[Structured figure records]
========================

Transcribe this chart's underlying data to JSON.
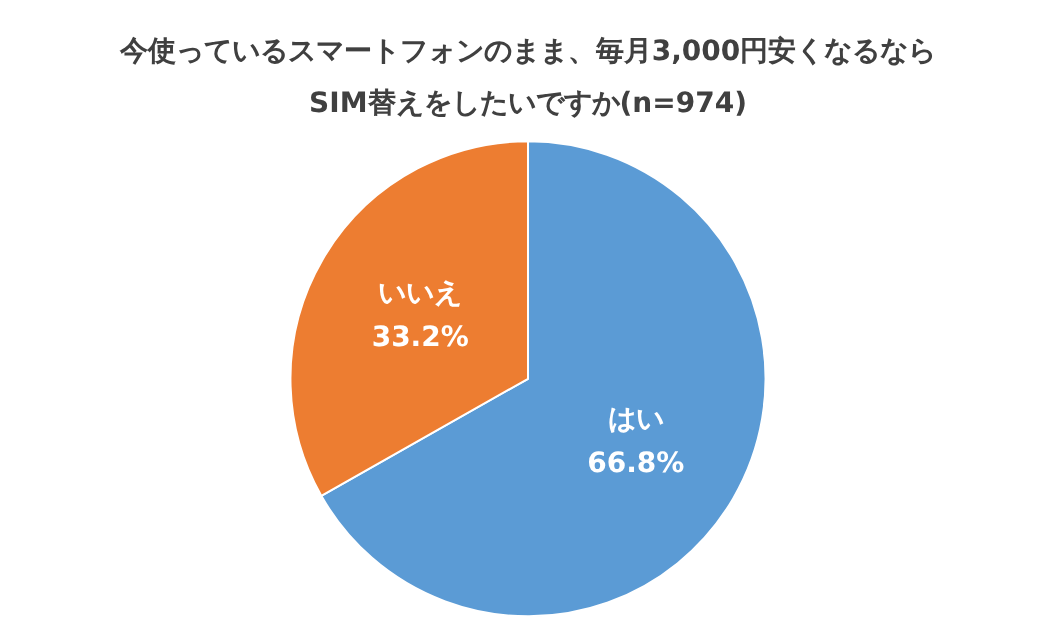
{
  "chart_data": {
    "type": "pie",
    "title": "今使っているスマートフォンのまま、毎月3,000円安くなるなら\nSIM替えをしたいですか(n=974)",
    "categories": [
      "はい",
      "いいえ"
    ],
    "values": [
      66.8,
      33.2
    ],
    "colors": [
      "#5b9bd5",
      "#ed7d31"
    ],
    "value_labels": [
      "66.8%",
      "33.2%"
    ],
    "legend": false
  }
}
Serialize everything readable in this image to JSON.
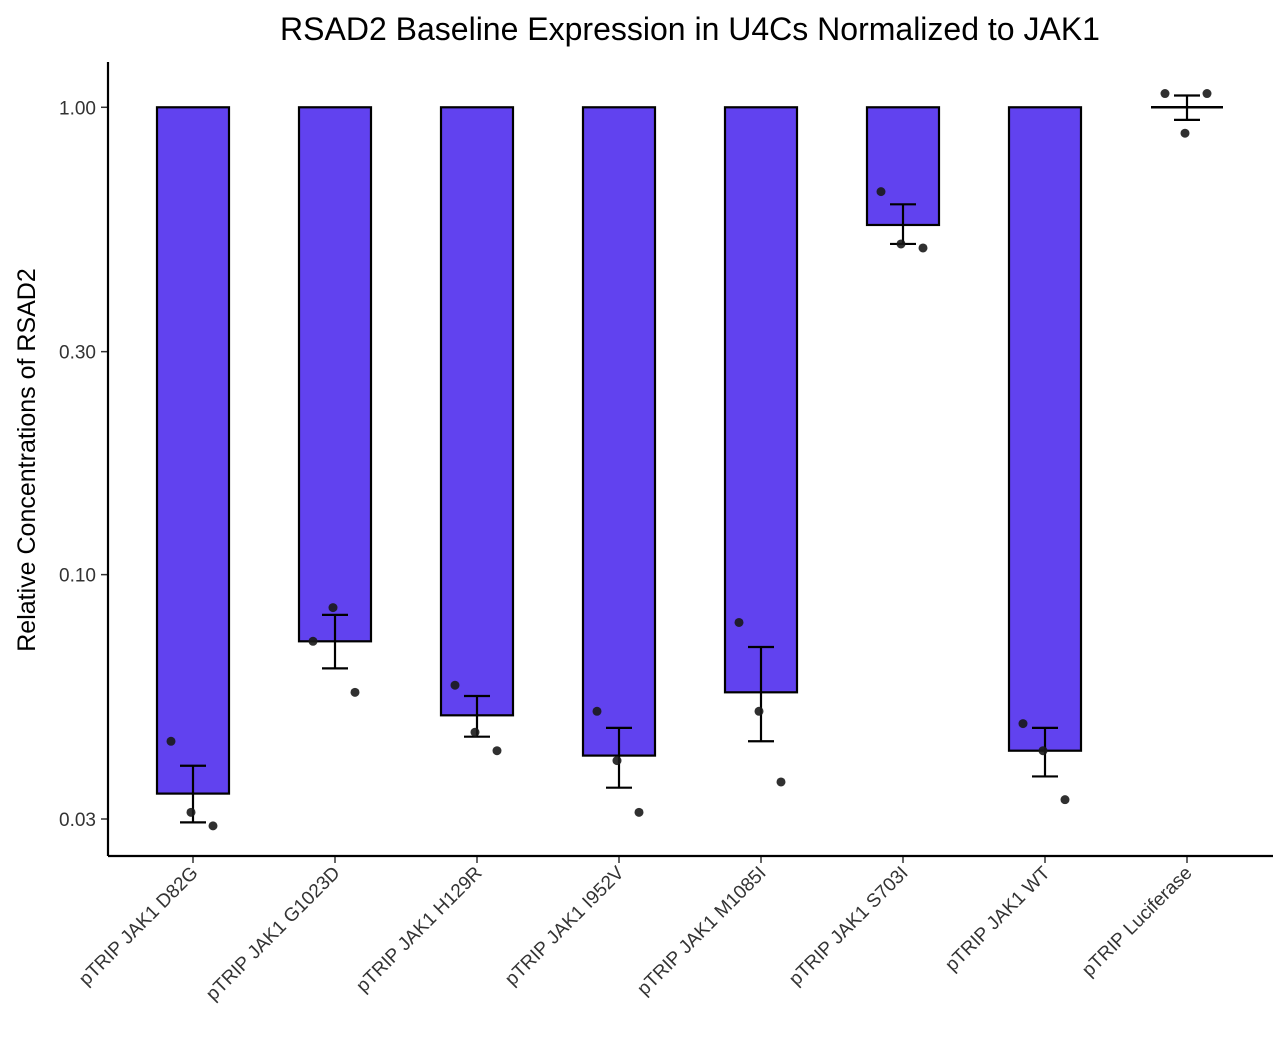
{
  "chart_data": {
    "type": "bar",
    "title": "RSAD2 Baseline Expression in U4Cs Normalized to JAK1",
    "xlabel": "",
    "ylabel": "Relative Concentrations of RSAD2",
    "yscale": "log",
    "ylim": [
      0.025,
      1.25
    ],
    "yticks": [
      1.0,
      0.3,
      0.1,
      0.03
    ],
    "ytick_labels": [
      "1.00",
      "0.30",
      "0.10",
      "0.03"
    ],
    "bar_baseline": 1.0,
    "bar_color": "#6142ef",
    "grid": false,
    "legend": "none",
    "categories": [
      "pTRIP JAK1 D82G",
      "pTRIP JAK1 G1023D",
      "pTRIP JAK1 H129R",
      "pTRIP JAK1 I952V",
      "pTRIP JAK1 M1085I",
      "pTRIP JAK1 S703I",
      "pTRIP JAK1 WT",
      "pTRIP Luciferase"
    ],
    "values": [
      0.034,
      0.072,
      0.05,
      0.041,
      0.056,
      0.56,
      0.042,
      1.0
    ],
    "error_low": [
      0.0295,
      0.063,
      0.045,
      0.035,
      0.044,
      0.51,
      0.037,
      0.94
    ],
    "error_high": [
      0.039,
      0.082,
      0.055,
      0.047,
      0.07,
      0.62,
      0.047,
      1.06
    ],
    "points": [
      [
        0.044,
        0.031,
        0.029
      ],
      [
        0.072,
        0.085,
        0.056
      ],
      [
        0.058,
        0.046,
        0.042
      ],
      [
        0.051,
        0.04,
        0.031
      ],
      [
        0.079,
        0.051,
        0.036
      ],
      [
        0.66,
        0.51,
        0.5
      ],
      [
        0.048,
        0.042,
        0.033
      ],
      [
        1.07,
        0.88,
        1.07
      ]
    ]
  }
}
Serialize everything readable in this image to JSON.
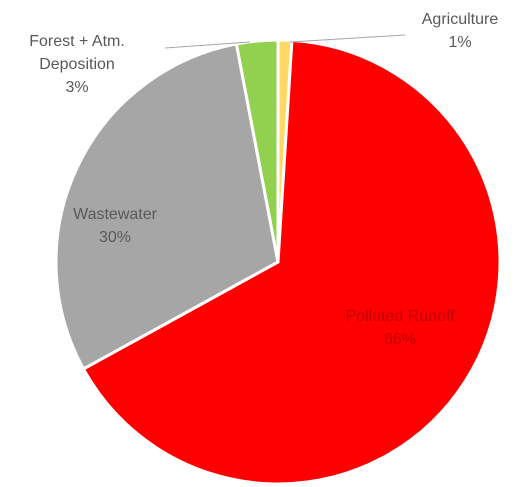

========================

**Written request:**
Exclude the images, then output the data above word for word.

**Solution:**
Transcribe this chart's underlying data to JSON.
{
  "chart_data": {
    "type": "pie",
    "title": "今使っているスマートフォンのまま、毎月3,000円安くなるなら\nSIM替えをしたいですか(n=974)",
    "categories": [
      "はい",
      "いいえ"
    ],
    "values": [
      66.8,
      33.2
    ],
    "colors": [
      "#5b9bd5",
      "#ed7d31"
    ],
    "value_labels": [
      "66.8%",
      "33.2%"
    ],
    "legend": false
  }
}
Serialize everything readable in this image to JSON.
{
  "chart_data": {
    "type": "bar",
    "title": "RSAD2 Baseline Expression in U4Cs Normalized to JAK1",
    "xlabel": "",
    "ylabel": "Relative Concentrations of RSAD2",
    "yscale": "log",
    "ylim": [
      0.025,
      1.25
    ],
    "yticks": [
      1.0,
      0.3,
      0.1,
      0.03
    ],
    "ytick_labels": [
      "1.00",
      "0.30",
      "0.10",
      "0.03"
    ],
    "bar_baseline": 1.0,
    "bar_color": "#6142ef",
    "grid": false,
    "legend": "none",
    "categories": [
      "pTRIP JAK1 D82G",
      "pTRIP JAK1 G1023D",
      "pTRIP JAK1 H129R",
      "pTRIP JAK1 I952V",
      "pTRIP JAK1 M1085I",
      "pTRIP JAK1 S703I",
      "pTRIP JAK1 WT",
      "pTRIP Luciferase"
    ],
    "values": [
      0.034,
      0.072,
      0.05,
      0.041,
      0.056,
      0.56,
      0.042,
      1.0
    ],
    "error_low": [
      0.0295,
      0.063,
      0.045,
      0.035,
      0.044,
      0.51,
      0.037,
      0.94
    ],
    "error_high": [
      0.039,
      0.082,
      0.055,
      0.047,
      0.07,
      0.62,
      0.047,
      1.06
    ],
    "points": [
      [
        0.044,
        0.031,
        0.029
      ],
      [
        0.072,
        0.085,
        0.056
      ],
      [
        0.058,
        0.046,
        0.042
      ],
      [
        0.051,
        0.04,
        0.031
      ],
      [
        0.079,
        0.051,
        0.036
      ],
      [
        0.66,
        0.51,
        0.5
      ],
      [
        0.048,
        0.042,
        0.033
      ],
      [
        1.07,
        0.88,
        1.07
      ]
    ]
  }
}
Serialize everything readable in this image to JSON.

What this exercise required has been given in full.